* _TASK REQUIREMENTS_
Set the listing down again in full, word for word, with the pictures left out.

-- START --

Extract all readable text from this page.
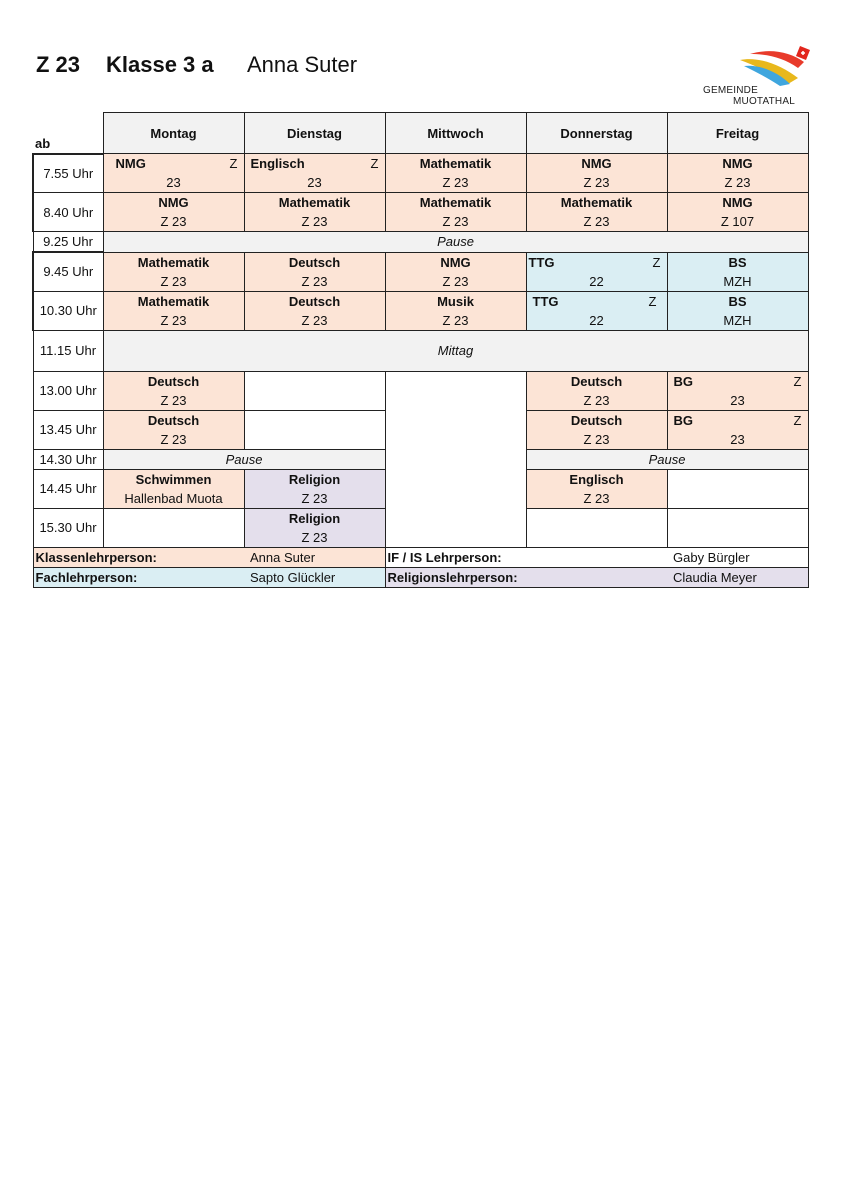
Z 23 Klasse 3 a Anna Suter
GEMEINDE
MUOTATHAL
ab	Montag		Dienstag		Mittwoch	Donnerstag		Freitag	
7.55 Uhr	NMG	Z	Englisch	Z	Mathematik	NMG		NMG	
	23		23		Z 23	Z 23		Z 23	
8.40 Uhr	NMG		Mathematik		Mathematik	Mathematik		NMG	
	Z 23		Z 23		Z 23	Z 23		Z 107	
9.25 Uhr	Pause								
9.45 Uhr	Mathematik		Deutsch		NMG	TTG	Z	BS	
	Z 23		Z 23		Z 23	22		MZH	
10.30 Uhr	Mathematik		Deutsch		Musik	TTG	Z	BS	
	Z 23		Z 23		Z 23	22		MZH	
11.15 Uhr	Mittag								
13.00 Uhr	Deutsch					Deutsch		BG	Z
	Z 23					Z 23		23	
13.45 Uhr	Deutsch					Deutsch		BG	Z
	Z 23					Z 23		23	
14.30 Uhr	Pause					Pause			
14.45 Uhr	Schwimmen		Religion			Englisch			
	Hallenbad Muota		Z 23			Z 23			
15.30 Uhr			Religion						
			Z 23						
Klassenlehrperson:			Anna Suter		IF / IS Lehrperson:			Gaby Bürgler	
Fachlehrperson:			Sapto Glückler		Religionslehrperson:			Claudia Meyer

-- END --

* _SOLUTION FOR THIS TASK_
Extract all readable text from this page.
Z 23 Klasse 3 a Anna Suter
GEMEINDE
MUOTATHAL
ab	Montag		Dienstag		Mittwoch	Donnerstag		Freitag	
7.55 Uhr	NMG	Z	Englisch	Z	Mathematik	NMG		NMG	
	23		23		Z 23	Z 23		Z 23	
8.40 Uhr	NMG		Mathematik		Mathematik	Mathematik		NMG	
	Z 23		Z 23		Z 23	Z 23		Z 107	
9.25 Uhr	Pause								
9.45 Uhr	Mathematik		Deutsch		NMG	TTG	Z	BS	
	Z 23		Z 23		Z 23	22		MZH	
10.30 Uhr	Mathematik		Deutsch		Musik	TTG	Z	BS	
	Z 23		Z 23		Z 23	22		MZH	
11.15 Uhr	Mittag								
13.00 Uhr	Deutsch					Deutsch		BG	Z
	Z 23					Z 23		23	
13.45 Uhr	Deutsch					Deutsch		BG	Z
	Z 23					Z 23		23	
14.30 Uhr	Pause					Pause			
14.45 Uhr	Schwimmen		Religion			Englisch			
	Hallenbad Muota		Z 23			Z 23			
15.30 Uhr			Religion						
			Z 23						
Klassenlehrperson:			Anna Suter		IF / IS Lehrperson:			Gaby Bürgler	
Fachlehrperson:			Sapto Glückler		Religionslehrperson:			Claudia Meyer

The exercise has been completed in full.